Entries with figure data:
— BEGIN —
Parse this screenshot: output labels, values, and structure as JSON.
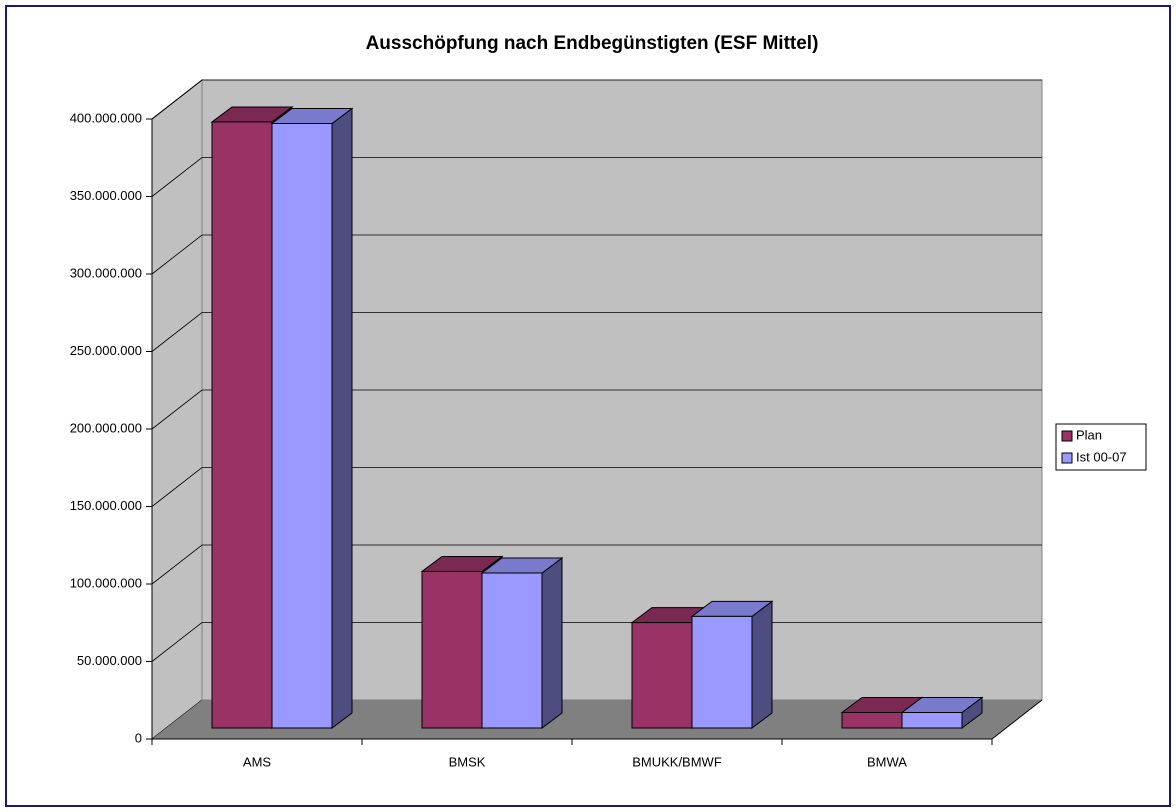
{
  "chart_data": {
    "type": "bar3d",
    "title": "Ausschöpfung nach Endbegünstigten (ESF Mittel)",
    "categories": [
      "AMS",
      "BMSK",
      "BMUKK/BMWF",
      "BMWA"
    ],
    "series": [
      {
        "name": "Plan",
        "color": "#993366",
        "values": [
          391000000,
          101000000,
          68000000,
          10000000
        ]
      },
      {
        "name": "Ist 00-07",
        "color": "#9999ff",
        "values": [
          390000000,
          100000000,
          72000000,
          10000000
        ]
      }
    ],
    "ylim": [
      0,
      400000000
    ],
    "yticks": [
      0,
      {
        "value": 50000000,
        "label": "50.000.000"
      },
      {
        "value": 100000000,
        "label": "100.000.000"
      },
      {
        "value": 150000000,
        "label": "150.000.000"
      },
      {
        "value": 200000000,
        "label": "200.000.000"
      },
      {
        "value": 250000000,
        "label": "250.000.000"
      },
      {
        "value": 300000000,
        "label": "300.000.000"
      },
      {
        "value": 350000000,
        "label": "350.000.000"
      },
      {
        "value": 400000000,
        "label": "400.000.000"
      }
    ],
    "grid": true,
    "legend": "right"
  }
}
— END —
Given exercise: Write out the full set of lines verbatim, without the pictures.

Output for this task:
Parse this screenshot: output labels, values, and structure as JSON.
{
  "chart_data": {
    "type": "bar3d",
    "title": "Ausschöpfung nach Endbegünstigten (ESF Mittel)",
    "categories": [
      "AMS",
      "BMSK",
      "BMUKK/BMWF",
      "BMWA"
    ],
    "series": [
      {
        "name": "Plan",
        "color": "#993366",
        "values": [
          391000000,
          101000000,
          68000000,
          10000000
        ]
      },
      {
        "name": "Ist 00-07",
        "color": "#9999ff",
        "values": [
          390000000,
          100000000,
          72000000,
          10000000
        ]
      }
    ],
    "ylim": [
      0,
      400000000
    ],
    "yticks": [
      0,
      {
        "value": 50000000,
        "label": "50.000.000"
      },
      {
        "value": 100000000,
        "label": "100.000.000"
      },
      {
        "value": 150000000,
        "label": "150.000.000"
      },
      {
        "value": 200000000,
        "label": "200.000.000"
      },
      {
        "value": 250000000,
        "label": "250.000.000"
      },
      {
        "value": 300000000,
        "label": "300.000.000"
      },
      {
        "value": 350000000,
        "label": "350.000.000"
      },
      {
        "value": 400000000,
        "label": "400.000.000"
      }
    ],
    "grid": true,
    "legend": "right"
  }
}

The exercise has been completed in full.